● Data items
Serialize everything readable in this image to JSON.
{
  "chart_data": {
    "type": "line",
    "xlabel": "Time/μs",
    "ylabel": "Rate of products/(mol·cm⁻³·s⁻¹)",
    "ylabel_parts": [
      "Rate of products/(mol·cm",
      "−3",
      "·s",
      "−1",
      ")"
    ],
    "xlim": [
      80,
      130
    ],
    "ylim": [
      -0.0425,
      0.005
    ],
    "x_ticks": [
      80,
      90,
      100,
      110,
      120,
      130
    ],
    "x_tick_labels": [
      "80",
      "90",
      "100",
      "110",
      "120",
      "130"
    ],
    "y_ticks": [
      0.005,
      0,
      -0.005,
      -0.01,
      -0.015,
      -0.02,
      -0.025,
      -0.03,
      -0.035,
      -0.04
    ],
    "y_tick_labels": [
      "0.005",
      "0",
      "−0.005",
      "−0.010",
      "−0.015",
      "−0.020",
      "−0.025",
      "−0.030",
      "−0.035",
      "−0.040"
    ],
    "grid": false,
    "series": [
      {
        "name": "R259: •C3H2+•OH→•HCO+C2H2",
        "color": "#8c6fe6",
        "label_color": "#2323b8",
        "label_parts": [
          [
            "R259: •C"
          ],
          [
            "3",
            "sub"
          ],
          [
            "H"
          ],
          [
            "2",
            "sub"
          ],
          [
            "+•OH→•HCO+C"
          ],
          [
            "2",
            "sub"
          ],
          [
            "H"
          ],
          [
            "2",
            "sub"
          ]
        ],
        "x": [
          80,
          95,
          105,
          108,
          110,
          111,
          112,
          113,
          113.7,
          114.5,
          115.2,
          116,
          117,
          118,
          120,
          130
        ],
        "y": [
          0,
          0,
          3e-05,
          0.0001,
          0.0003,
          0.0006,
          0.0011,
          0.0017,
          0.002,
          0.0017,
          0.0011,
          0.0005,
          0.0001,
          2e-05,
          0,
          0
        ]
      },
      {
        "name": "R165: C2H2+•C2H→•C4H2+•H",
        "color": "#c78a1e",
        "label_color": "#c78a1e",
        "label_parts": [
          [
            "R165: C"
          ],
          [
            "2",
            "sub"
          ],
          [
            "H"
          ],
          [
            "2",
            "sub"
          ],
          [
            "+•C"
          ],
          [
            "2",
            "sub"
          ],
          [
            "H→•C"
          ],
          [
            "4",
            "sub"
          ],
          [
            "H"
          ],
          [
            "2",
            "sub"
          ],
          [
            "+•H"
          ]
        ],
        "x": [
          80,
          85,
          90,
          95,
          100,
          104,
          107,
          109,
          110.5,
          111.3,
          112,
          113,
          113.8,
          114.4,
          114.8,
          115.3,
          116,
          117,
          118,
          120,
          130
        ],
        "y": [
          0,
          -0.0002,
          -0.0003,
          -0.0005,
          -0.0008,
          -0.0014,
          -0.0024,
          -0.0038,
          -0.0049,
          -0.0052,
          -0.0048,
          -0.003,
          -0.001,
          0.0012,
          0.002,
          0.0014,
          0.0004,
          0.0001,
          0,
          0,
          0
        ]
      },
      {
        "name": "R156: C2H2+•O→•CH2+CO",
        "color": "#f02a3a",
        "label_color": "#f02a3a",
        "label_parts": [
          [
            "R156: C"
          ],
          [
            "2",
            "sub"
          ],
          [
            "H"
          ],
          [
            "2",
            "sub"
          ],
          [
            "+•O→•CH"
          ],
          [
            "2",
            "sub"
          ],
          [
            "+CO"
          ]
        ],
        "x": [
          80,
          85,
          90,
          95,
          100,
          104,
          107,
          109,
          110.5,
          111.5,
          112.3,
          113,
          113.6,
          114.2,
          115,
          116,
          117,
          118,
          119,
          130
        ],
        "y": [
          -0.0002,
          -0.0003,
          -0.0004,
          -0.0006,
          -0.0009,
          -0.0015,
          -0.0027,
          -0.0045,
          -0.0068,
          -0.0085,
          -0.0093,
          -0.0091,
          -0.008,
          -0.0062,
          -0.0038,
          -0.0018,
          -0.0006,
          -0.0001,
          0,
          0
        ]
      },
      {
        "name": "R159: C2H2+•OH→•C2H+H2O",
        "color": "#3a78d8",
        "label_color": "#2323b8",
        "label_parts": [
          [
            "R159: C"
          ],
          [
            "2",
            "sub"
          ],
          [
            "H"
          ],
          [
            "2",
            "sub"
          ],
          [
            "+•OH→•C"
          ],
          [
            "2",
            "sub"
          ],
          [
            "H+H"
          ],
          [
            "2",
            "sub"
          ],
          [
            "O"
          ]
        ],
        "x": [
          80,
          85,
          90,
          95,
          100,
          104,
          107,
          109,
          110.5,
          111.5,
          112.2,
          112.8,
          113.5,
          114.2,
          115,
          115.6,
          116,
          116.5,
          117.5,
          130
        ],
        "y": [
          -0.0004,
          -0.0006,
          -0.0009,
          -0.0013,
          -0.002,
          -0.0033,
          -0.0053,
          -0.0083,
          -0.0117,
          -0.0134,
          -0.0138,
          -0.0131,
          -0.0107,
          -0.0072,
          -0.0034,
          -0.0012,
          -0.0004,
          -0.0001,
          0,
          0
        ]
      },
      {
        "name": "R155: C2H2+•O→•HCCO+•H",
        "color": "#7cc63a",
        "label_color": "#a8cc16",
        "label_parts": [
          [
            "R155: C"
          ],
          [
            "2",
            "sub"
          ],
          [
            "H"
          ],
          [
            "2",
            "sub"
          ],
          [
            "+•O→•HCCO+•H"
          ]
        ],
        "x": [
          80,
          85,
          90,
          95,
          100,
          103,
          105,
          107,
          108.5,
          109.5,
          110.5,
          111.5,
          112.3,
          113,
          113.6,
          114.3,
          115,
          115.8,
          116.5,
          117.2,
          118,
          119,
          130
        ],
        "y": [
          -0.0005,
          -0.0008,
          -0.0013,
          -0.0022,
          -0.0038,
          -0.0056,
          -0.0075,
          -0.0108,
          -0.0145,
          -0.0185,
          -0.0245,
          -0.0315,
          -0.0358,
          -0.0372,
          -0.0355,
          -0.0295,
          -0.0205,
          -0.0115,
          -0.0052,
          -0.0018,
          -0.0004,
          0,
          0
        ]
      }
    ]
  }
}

● Exercise prompt
Check each line of the records for "name" and copy the ones that contain it.

● Response to this exercise
        "name": "R259: •C3H2+•OH→•HCO+C2H2",
        "name": "R165: C2H2+•C2H→•C4H2+•H",
        "name": "R156: C2H2+•O→•CH2+CO",
        "name": "R159: C2H2+•OH→•C2H+H2O",
        "name": "R155: C2H2+•O→•HCCO+•H",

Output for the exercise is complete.